- _SUPPLIED PASSAGE_
● ● ●

Integrated supplementary information

Supplementary Figure 1 Reversal of NGPS alterations through expression of wild-type BANF1.

(a) qRT–PCR of OCT4, SOX2, KLF4 and c-MYC in control and NGPS fibroblasts at day 3 of reprogramming. n = 3 independent experiments. (b) Control fibroblasts were transduced with a BANF1-specific shRNA. qRT–PCR of BANF1 mRNA was performed in pLKO.1 and shBANF1 transduced fibroblasts. mRNA mean relative values are represented. n = 3 independent experiments, P = 0.002. (c) BANF1 down-regulation impedes cell reprogramming. pLKO.1 and shBANF1 transduced-fibroblasts were reprogrammed. Plot represents the number of Tra-1-60 positive colonies. n = 3 independent experiments, P = 0.001. (d) Scheme depicting the strategy followed for genome editing of NGPS-iPSCs using CRISPR-Cas9 system. The purpose of this experiment was introducing through homologous-directed repair the BANF1 wild-type sequence in NGPS-iPSCs. (e) Two representative clones from NGPS-iPSCs were analysed by PCR to detect the presence of the recombinant allele. Note that recombinant allele c.34G expression in NGPS-iPSCs notably increased the levels of BAF. Western blot analysis of BAF in edited NGPS fibroblasts (left). Western-blot analysis of BAF in control and NGPS fibroblasts transduced with a retroviral vector containing wild-type BANF1 transgene (right). A representative image is shown of 3 independent experiments. (f) Representative analysis of nuclear envelope abnormalities in fibroblasts derived from NGPS-corrected iPSCs. n = 100 cells assessed in 3 independent preparations, P = 0.001 both comparisons. (g) NGPS fibroblasts transduced with wild-type BANF1 were reprogrammed into iPSCs. The plot represents the number of Tra-1-60 positive colonies. n = 3 independent experiments, P = 0.001. Error bars indicate SEM (P < 0.01, two-tailed Student’s t test). Unprocessed original scans of blots are shown in Supplementary Fig. 9.

Supplementary Figure 2 Detailed analysis of NGPS and control iPSCs.

(a) BANF1c.34G>A mutation verified by DNA sequencing of NGPS-iPSCs. (b) RT–PCR analysis of pluripotency markers in representative clones from control and NGPS-iPSCs. RNA from human fibroblasts (HF) and hESC was used as a negative and positive control, respectively. (c) Representative series of hematoxylin-eosin (H&E) stained sections from teratomas produced from control, N-I and N-II-iPSCs are shown. All of them formed teratomas with tissues representing all three embryonic germ layers. Bar, 100 μm. (d) DNA methylation profiling of control and NGPS fibroblasts and iPSCs. NGPS-iPSCs showed methylation patterns indistinguishable from control iPSCs, erasing all the alterations shown by progeroid fibroblasts. Unprocessed original scans of PCRs are shown in Supplementary Fig. 9.

Supplementary Figure 3 Gene Ontology analysis of epigenetic alterations in NGPS-fibroblasts.

● ● ●

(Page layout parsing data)

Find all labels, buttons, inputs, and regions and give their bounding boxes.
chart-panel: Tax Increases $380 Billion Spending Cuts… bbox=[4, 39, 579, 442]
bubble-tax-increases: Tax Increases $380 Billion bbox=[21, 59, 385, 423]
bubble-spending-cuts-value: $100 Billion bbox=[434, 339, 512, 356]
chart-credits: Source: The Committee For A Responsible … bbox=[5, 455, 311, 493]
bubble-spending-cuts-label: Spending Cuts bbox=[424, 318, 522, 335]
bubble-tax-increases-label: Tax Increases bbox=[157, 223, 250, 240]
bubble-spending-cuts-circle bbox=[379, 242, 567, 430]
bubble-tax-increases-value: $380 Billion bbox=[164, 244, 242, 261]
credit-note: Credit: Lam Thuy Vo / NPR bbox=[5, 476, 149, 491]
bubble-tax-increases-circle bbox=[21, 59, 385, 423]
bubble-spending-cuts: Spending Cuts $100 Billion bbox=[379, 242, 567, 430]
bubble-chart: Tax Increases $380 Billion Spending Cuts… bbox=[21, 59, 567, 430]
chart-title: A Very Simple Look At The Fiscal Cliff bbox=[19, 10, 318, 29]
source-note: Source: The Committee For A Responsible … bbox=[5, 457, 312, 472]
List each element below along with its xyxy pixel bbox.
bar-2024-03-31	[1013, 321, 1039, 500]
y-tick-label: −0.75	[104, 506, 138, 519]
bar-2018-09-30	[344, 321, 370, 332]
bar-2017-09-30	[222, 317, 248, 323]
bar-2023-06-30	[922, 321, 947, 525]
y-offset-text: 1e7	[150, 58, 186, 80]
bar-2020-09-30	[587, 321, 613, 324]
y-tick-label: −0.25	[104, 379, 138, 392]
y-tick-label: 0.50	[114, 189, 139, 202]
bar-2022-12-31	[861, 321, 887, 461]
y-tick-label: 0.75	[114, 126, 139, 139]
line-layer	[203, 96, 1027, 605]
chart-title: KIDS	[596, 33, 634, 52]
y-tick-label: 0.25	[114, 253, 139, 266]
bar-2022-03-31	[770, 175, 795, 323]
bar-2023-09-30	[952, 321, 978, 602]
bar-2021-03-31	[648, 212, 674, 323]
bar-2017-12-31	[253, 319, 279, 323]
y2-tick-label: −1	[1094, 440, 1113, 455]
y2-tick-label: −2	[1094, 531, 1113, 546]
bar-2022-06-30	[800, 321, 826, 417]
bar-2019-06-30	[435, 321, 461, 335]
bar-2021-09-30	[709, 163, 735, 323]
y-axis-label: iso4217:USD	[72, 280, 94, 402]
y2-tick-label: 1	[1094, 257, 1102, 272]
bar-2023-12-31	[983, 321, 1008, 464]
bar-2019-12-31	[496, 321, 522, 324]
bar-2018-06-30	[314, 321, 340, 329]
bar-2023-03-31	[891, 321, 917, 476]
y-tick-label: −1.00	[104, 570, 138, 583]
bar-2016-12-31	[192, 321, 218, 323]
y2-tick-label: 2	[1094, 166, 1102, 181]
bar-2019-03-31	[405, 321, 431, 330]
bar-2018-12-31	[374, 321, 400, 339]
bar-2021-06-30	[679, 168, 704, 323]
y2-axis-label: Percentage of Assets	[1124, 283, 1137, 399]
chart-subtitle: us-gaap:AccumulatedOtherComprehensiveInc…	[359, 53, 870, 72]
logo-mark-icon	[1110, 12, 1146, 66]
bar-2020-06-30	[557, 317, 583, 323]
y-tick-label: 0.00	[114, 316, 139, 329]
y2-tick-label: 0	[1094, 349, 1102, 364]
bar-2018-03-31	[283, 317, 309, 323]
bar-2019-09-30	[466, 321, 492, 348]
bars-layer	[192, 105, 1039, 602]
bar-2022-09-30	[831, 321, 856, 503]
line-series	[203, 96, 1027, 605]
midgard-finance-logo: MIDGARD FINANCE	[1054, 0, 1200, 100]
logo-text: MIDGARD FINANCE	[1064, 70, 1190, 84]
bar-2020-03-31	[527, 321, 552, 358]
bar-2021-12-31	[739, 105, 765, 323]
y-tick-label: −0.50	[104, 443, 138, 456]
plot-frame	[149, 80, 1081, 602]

● ● ●

- _TASKS FOR THIS EXERCISE_
#1 Answer these questions about the supplementary figure legends.
(a) What was counted to measure reprogramming in panels (c) and (g) of Supplementary Figure 1?
(b) Which mutation was verified by DNA sequencing of NGPS-iPSCs?
(c) What is the scale bar for the H&E stained teratoma sections?
#2 Edit the supplementary figure legends from "Supplementary Figure 2" down to "PCRs are shown in Supplementary Fig. 9.", changing "hESC" to "human embryonic stem cells".

- _RESULTS OF THE EXERCISE_
#1
(a) The number of Tra-1-60 positive colonies.
(b) The BANF1c.34G>A mutation.
(c) 100 μm.

#2
Supplementary Figure 2 Detailed analysis of NGPS and control iPSCs.

(a) BANF1c.34G>A mutation verified by DNA sequencing of NGPS-iPSCs. (b) RT–PCR analysis of pluripotency markers in representative clones from control and NGPS-iPSCs. RNA from human fibroblasts (HF) and human embryonic stem cells was used as a negative and positive control, respectively. (c) Representative series of hematoxylin-eosin (H&E) stained sections from teratomas produced from control, N-I and N-II-iPSCs are shown. All of them formed teratomas with tissues representing all three embryonic germ layers. Bar, 100 μm. (d) DNA methylation profiling of control and NGPS fibroblasts and iPSCs. NGPS-iPSCs showed methylation patterns indistinguishable from control iPSCs, erasing all the alterations shown by progeroid fibroblasts. Unprocessed original scans of PCRs are shown in Supplementary Fig. 9.